_STATED TASK_
Turn the lines of every row below into a numbered list, skipping blank lines and leaving out the pictures.

_DATA IN THIS EXERCISE_
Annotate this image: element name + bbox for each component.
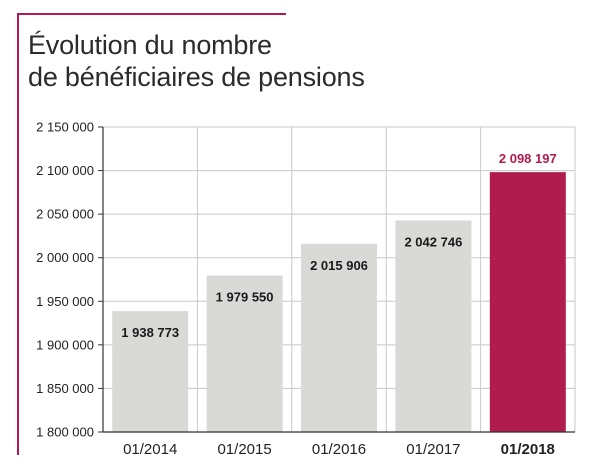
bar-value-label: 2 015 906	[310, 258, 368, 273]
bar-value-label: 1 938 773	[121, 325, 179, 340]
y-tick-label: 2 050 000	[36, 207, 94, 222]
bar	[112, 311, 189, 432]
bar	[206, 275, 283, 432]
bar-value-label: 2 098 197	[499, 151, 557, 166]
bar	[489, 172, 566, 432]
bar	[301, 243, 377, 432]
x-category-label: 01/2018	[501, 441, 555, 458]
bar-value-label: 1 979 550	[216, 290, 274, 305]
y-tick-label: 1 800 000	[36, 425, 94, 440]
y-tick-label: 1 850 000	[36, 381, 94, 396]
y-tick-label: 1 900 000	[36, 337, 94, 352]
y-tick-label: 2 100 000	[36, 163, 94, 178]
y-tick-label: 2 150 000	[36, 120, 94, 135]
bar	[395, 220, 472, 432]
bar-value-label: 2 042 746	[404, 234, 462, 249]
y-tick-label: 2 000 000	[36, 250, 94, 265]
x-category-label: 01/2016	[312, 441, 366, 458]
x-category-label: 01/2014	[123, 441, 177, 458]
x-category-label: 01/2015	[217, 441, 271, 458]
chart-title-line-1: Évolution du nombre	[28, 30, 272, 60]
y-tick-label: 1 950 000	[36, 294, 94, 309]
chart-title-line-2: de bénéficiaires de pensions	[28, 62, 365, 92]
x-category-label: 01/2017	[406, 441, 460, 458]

_RESPONSE_
1. Annotate this image: element name + bbox for each component.
2. bar-value-label: 2 015 906	[310, 258, 368, 273]
3. bar-value-label: 1 938 773	[121, 325, 179, 340]
4. y-tick-label: 2 050 000	[36, 207, 94, 222]
5. bar	[112, 311, 189, 432]
6. bar	[206, 275, 283, 432]
7. bar-value-label: 2 098 197	[499, 151, 557, 166]
8. bar	[489, 172, 566, 432]
9. bar	[301, 243, 377, 432]
10. x-category-label: 01/2018	[501, 441, 555, 458]
11. bar-value-label: 1 979 550	[216, 290, 274, 305]
12. y-tick-label: 1 800 000	[36, 425, 94, 440]
13. y-tick-label: 1 850 000	[36, 381, 94, 396]
14. y-tick-label: 1 900 000	[36, 337, 94, 352]
15. y-tick-label: 2 100 000	[36, 163, 94, 178]
16. y-tick-label: 2 150 000	[36, 120, 94, 135]
17. bar	[395, 220, 472, 432]
18. bar-value-label: 2 042 746	[404, 234, 462, 249]
19. y-tick-label: 2 000 000	[36, 250, 94, 265]
20. x-category-label: 01/2016	[312, 441, 366, 458]
21. x-category-label: 01/2014	[123, 441, 177, 458]
22. x-category-label: 01/2015	[217, 441, 271, 458]
23. chart-title-line-1: Évolution du nombre	[28, 30, 272, 60]
24. y-tick-label: 1 950 000	[36, 294, 94, 309]
25. chart-title-line-2: de bénéficiaires de pensions	[28, 62, 365, 92]
26. x-category-label: 01/2017	[406, 441, 460, 458]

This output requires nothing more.